>>

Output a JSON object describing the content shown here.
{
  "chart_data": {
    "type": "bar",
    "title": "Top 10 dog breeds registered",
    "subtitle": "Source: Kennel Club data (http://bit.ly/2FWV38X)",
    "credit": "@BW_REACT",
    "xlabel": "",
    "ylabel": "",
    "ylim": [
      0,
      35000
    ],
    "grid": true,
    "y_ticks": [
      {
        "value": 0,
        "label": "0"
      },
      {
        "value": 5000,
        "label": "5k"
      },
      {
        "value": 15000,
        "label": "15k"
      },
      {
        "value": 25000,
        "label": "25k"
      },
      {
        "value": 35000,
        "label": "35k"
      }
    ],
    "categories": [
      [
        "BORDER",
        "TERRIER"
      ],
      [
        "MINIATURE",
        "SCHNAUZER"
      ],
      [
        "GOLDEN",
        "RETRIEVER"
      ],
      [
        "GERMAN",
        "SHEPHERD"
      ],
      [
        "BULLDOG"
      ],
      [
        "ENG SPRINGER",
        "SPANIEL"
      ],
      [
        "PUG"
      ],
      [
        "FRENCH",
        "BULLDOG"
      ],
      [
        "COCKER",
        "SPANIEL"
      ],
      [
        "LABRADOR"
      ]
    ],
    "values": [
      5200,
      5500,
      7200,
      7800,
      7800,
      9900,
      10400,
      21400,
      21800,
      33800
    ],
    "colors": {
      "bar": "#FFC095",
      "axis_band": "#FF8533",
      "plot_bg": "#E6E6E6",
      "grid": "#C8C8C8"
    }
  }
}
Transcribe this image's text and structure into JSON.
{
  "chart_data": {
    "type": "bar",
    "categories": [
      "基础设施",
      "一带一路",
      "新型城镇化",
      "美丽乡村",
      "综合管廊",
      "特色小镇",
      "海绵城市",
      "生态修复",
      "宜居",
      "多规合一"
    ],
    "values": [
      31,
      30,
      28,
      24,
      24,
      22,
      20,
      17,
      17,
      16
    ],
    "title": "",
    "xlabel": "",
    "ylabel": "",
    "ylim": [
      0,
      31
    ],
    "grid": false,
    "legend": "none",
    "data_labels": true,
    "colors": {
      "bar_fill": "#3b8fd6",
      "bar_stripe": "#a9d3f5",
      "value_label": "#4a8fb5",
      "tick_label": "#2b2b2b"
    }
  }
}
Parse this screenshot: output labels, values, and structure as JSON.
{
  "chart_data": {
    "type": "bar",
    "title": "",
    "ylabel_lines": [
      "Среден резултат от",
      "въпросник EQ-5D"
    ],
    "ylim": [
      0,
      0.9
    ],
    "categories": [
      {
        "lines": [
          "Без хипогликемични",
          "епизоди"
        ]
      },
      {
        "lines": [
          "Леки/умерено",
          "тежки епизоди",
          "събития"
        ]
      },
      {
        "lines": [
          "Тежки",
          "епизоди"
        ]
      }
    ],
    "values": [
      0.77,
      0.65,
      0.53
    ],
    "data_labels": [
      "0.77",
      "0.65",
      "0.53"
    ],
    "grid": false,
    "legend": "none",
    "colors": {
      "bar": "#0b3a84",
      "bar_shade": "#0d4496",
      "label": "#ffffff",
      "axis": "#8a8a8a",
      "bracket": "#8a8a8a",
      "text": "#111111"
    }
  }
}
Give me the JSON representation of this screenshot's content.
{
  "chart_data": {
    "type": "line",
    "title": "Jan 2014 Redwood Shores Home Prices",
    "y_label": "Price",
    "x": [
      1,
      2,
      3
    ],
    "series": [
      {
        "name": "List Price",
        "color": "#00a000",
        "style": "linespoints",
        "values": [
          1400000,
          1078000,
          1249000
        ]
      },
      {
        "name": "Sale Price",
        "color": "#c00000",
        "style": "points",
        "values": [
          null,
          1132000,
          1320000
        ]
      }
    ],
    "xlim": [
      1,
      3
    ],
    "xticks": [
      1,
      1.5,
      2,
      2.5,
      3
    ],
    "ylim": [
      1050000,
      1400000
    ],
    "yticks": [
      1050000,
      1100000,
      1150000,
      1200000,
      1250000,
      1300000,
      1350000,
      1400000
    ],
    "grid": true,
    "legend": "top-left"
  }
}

<<

- **Directive**
Extract every line above that contains the word "screenshot".

- **Task output**
Parse this screenshot: output labels, values, and structure as JSON.
Give me the JSON representation of this screenshot's content.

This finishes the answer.